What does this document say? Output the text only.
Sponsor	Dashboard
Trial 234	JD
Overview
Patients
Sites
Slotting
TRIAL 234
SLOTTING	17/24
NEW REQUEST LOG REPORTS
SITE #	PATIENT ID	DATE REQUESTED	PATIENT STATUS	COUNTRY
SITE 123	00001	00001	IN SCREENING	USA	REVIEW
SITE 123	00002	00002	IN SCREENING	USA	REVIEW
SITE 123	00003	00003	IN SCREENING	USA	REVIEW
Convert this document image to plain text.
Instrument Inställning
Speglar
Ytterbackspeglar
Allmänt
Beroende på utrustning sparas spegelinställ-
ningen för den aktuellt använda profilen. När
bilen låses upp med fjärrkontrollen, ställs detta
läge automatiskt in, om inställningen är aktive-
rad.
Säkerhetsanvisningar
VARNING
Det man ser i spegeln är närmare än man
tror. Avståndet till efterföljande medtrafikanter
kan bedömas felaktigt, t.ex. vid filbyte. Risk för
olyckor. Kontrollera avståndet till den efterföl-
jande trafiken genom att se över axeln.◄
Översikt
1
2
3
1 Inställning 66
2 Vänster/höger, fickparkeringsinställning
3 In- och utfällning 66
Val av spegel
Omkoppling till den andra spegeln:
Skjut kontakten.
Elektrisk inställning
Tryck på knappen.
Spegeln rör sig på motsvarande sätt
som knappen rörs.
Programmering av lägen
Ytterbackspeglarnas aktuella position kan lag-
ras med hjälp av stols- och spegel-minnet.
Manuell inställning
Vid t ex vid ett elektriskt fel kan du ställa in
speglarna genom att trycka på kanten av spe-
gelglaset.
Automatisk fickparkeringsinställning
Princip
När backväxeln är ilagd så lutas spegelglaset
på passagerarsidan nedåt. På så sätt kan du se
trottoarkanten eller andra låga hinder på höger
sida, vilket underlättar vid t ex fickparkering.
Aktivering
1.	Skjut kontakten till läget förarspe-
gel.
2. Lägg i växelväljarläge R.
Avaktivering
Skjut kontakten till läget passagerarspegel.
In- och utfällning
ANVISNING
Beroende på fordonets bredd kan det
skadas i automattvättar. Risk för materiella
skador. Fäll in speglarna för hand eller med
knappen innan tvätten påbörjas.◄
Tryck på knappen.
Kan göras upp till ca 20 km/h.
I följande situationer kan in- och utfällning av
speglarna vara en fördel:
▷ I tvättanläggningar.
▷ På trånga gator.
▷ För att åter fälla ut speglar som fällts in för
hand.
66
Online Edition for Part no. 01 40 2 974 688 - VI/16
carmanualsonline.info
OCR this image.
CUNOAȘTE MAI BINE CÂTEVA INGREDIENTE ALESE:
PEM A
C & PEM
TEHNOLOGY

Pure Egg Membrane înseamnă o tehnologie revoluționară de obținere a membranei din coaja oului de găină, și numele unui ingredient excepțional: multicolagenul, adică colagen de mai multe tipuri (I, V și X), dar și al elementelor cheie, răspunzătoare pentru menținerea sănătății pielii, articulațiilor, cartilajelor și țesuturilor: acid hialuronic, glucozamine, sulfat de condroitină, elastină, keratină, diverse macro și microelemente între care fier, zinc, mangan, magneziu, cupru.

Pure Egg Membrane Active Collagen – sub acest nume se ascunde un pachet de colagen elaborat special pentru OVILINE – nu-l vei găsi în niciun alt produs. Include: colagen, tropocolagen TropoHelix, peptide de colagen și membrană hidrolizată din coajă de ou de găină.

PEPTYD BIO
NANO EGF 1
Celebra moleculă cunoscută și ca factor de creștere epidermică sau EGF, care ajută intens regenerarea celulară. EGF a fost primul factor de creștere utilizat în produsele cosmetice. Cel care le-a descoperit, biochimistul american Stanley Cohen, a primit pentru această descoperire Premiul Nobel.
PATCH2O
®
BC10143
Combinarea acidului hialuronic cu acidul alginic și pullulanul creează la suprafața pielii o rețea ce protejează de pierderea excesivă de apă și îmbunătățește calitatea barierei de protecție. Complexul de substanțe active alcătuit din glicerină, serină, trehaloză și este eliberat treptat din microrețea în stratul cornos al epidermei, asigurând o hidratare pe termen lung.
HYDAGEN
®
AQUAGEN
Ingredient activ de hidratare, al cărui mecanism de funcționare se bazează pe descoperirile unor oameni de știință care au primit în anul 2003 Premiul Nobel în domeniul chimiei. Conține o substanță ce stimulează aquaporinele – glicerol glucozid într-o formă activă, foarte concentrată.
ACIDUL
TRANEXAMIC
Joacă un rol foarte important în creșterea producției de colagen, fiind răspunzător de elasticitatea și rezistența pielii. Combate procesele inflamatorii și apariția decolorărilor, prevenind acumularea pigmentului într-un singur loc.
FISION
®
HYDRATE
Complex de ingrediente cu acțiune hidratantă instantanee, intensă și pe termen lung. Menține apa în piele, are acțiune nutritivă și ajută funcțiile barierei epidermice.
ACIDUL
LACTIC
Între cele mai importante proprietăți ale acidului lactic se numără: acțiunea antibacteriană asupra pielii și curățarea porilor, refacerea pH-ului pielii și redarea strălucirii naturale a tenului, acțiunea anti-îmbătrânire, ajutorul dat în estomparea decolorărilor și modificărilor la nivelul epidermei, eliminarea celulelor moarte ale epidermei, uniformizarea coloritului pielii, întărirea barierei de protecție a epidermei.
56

• AIM OF THE TASK:
Look through the entries above and work out how many lines contain the string "găină". Give that number alone.

• RESULT FOR THIS TASK:
2